[Begin]
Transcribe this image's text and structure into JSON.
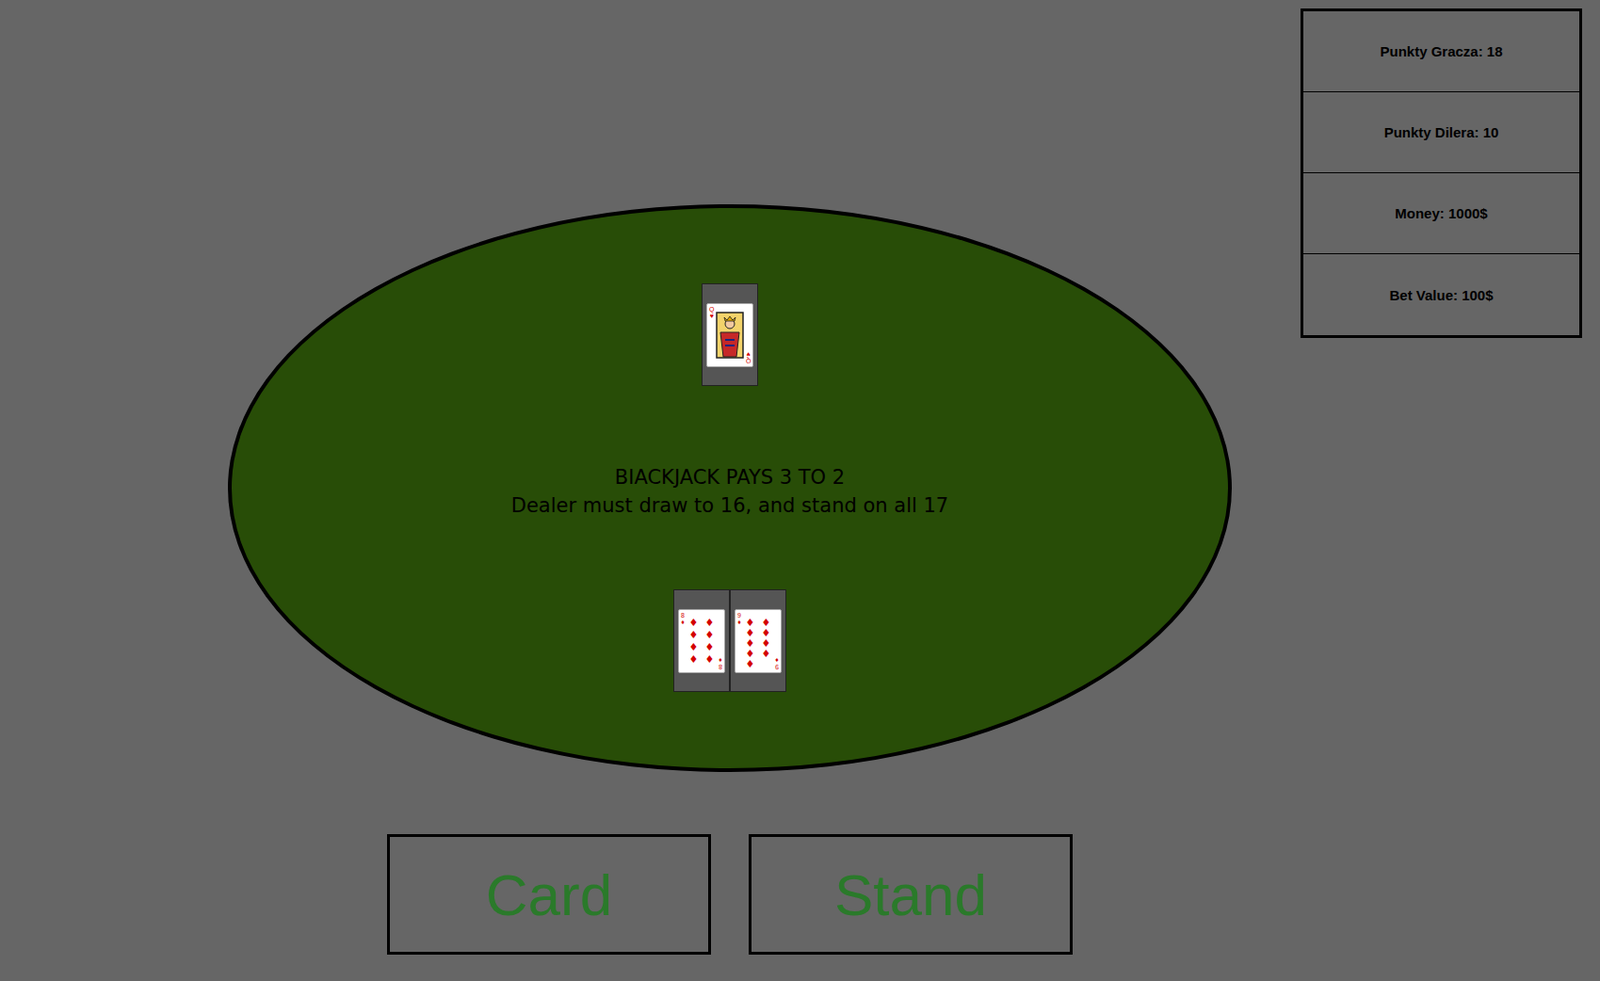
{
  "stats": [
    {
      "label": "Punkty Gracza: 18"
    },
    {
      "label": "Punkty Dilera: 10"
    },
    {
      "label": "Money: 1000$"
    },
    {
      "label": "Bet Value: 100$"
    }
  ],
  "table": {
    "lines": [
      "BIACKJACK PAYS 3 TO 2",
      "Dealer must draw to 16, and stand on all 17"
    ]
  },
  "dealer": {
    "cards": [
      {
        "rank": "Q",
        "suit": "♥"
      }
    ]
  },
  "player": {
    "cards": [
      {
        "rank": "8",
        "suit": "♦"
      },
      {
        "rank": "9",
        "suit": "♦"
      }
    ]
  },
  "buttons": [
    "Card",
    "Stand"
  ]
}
[End]
> _Problem to work on_
Where a line above includes "Punkty", copy that line.

> _Exercise answer_
      "label": "Punkty Gracza: 18"
      "label": "Punkty Dilera: 10"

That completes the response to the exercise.